Some records:
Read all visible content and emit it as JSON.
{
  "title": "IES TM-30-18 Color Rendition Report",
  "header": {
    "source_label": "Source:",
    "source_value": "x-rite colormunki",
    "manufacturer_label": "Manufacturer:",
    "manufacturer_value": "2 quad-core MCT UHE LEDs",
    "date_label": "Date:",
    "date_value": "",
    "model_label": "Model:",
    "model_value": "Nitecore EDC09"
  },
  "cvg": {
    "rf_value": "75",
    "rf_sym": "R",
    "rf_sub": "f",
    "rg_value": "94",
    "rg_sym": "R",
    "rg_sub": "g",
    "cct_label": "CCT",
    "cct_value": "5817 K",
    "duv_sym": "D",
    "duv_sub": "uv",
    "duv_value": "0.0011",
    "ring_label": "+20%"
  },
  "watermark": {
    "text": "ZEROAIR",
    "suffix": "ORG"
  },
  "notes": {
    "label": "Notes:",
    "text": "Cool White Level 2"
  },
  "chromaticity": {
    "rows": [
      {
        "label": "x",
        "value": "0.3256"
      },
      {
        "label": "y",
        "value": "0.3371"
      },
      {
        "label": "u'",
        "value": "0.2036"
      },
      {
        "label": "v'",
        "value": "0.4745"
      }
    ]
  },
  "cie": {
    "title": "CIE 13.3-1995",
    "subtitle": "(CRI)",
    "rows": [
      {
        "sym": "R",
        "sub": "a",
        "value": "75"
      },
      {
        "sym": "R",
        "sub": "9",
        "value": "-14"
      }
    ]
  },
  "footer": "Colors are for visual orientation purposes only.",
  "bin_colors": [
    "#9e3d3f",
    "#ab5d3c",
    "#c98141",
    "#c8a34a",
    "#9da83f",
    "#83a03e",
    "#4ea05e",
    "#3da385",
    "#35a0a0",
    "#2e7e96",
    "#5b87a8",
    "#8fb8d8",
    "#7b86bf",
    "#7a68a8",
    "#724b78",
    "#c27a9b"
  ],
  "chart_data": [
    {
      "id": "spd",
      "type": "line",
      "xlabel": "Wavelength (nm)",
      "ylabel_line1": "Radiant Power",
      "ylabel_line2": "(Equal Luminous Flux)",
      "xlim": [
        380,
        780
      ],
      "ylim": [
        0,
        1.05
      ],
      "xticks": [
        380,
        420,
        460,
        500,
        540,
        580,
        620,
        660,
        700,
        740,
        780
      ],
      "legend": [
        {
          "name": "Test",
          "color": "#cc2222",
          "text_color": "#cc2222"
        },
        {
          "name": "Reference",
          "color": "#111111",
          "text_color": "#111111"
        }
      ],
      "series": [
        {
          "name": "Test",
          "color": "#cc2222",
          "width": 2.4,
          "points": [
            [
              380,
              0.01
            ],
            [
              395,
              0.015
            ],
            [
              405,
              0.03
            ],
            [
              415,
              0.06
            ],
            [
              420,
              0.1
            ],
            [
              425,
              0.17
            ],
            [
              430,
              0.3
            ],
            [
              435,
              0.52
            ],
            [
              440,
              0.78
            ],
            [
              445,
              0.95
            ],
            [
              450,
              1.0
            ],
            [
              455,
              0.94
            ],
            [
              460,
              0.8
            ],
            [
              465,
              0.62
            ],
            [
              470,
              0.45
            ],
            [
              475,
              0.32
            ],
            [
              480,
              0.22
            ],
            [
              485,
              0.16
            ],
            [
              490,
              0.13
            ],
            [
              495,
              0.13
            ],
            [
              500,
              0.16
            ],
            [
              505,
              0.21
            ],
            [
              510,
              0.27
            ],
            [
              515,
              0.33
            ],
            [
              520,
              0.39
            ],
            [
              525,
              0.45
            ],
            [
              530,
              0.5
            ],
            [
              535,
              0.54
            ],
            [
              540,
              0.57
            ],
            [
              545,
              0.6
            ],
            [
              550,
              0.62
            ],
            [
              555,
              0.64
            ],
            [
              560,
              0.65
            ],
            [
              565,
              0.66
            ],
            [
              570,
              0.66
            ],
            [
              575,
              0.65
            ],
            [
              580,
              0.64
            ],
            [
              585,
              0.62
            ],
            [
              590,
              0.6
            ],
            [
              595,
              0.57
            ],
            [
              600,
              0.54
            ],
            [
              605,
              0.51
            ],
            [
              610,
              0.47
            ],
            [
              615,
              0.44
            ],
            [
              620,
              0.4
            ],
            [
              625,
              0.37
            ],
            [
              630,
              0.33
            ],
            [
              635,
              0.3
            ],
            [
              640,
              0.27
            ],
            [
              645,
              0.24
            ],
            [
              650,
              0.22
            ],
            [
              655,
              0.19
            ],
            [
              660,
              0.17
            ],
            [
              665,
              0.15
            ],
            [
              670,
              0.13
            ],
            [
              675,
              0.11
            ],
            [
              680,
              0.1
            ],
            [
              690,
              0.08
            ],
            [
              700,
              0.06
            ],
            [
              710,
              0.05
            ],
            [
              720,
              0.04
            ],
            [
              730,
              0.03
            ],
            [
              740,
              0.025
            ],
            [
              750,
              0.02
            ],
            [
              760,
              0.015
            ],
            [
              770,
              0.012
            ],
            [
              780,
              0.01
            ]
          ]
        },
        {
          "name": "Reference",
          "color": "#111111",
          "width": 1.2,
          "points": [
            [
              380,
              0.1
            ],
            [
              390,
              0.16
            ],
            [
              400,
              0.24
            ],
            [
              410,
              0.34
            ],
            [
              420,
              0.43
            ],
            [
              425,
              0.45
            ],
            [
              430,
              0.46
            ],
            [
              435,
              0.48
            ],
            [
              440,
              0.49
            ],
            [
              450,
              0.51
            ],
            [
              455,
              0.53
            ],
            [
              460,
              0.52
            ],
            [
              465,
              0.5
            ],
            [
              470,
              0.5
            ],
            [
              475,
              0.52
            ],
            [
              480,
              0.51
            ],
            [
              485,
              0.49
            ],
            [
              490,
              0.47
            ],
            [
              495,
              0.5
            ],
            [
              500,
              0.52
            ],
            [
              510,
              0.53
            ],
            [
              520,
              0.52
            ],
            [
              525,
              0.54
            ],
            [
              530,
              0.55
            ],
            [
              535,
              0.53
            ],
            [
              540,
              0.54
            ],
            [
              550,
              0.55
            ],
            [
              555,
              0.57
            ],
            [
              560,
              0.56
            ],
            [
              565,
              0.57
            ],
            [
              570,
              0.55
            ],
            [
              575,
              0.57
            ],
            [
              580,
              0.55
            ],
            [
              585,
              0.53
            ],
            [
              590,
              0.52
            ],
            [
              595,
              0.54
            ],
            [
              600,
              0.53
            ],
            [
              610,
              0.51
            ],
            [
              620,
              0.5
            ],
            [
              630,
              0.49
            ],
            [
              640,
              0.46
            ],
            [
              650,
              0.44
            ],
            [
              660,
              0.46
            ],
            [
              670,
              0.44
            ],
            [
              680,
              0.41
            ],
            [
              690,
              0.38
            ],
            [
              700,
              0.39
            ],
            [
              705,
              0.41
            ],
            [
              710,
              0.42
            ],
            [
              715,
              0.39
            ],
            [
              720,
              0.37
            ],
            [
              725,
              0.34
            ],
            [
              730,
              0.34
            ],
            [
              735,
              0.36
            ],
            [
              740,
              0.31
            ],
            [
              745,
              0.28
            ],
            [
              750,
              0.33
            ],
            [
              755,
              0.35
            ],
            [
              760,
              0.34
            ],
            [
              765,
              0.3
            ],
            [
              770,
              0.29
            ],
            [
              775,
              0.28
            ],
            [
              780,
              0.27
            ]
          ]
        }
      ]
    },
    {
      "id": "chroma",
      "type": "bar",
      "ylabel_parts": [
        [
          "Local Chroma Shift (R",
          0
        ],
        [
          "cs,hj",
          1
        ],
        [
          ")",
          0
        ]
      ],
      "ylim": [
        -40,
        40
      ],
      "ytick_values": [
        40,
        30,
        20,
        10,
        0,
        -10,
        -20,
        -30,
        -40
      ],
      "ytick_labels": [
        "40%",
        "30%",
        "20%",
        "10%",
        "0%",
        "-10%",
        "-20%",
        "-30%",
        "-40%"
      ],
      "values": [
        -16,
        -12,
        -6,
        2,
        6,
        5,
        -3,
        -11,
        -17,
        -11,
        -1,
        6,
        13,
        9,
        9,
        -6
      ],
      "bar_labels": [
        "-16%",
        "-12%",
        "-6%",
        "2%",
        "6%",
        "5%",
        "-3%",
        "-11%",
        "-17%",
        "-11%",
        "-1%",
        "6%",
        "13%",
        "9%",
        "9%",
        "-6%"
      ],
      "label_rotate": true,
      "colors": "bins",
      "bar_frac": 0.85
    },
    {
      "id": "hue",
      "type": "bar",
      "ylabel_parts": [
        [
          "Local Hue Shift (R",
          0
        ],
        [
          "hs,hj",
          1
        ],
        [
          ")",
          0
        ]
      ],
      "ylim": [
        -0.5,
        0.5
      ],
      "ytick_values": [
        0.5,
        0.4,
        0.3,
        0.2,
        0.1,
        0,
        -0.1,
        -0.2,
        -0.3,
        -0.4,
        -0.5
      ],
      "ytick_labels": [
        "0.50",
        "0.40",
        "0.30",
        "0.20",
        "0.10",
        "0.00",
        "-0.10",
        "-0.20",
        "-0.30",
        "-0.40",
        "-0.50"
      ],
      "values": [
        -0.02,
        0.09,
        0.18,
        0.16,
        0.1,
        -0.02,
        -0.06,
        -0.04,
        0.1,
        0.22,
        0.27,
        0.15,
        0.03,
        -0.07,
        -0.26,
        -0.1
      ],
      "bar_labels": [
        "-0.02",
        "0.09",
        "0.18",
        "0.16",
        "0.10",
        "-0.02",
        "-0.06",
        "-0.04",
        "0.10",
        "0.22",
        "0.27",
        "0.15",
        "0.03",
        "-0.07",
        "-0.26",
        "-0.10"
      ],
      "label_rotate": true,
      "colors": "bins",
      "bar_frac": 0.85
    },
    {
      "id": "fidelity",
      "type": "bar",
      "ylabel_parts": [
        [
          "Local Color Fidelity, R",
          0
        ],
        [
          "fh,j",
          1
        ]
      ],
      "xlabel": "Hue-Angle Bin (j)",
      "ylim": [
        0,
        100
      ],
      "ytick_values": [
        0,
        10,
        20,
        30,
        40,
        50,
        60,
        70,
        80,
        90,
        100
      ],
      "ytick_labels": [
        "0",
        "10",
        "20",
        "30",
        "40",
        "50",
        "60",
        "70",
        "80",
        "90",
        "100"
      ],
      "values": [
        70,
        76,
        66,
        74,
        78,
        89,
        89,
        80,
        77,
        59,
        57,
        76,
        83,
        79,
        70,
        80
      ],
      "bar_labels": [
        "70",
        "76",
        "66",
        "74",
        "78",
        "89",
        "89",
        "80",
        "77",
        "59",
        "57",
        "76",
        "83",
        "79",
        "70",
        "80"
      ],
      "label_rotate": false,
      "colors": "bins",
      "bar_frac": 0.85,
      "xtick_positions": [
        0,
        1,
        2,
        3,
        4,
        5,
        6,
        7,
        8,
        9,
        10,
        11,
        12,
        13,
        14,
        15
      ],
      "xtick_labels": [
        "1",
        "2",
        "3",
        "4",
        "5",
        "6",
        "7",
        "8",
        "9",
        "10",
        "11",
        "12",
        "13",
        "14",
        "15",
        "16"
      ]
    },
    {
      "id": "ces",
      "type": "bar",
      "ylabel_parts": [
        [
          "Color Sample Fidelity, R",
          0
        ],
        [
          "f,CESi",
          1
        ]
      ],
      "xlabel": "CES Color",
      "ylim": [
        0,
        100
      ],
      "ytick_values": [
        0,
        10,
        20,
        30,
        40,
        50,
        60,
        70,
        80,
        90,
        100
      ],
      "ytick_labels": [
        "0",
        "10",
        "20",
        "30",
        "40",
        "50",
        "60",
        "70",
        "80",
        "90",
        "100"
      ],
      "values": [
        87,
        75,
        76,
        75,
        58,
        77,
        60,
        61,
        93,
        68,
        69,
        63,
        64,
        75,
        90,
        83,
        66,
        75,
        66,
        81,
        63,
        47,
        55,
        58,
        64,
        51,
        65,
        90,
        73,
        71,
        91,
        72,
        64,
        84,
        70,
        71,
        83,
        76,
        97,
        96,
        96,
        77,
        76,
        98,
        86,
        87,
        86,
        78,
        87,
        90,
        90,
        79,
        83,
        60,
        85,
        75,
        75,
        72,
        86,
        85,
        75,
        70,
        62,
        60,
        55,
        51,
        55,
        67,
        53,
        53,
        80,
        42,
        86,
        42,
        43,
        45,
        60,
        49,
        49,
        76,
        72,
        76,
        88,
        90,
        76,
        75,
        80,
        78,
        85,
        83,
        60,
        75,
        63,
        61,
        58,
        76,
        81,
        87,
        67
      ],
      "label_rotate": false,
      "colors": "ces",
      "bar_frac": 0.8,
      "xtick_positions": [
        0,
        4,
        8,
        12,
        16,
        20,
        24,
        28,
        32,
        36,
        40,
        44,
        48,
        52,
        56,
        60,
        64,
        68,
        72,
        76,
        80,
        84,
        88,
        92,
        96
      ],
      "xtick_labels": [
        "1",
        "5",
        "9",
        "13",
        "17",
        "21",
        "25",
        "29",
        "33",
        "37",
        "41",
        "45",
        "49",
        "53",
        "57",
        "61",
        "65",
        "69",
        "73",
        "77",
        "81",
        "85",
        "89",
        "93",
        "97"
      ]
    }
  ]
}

▸ **GOAL**:
Using the listing above, return all lines where the word "xlabel" occurs.

▸ **RESPONSE TO THIS EXERCISE**:
      "xlabel": "Wavelength (nm)",
      "xlabel": "Hue-Angle Bin (j)",
      "xlabel": "CES Color",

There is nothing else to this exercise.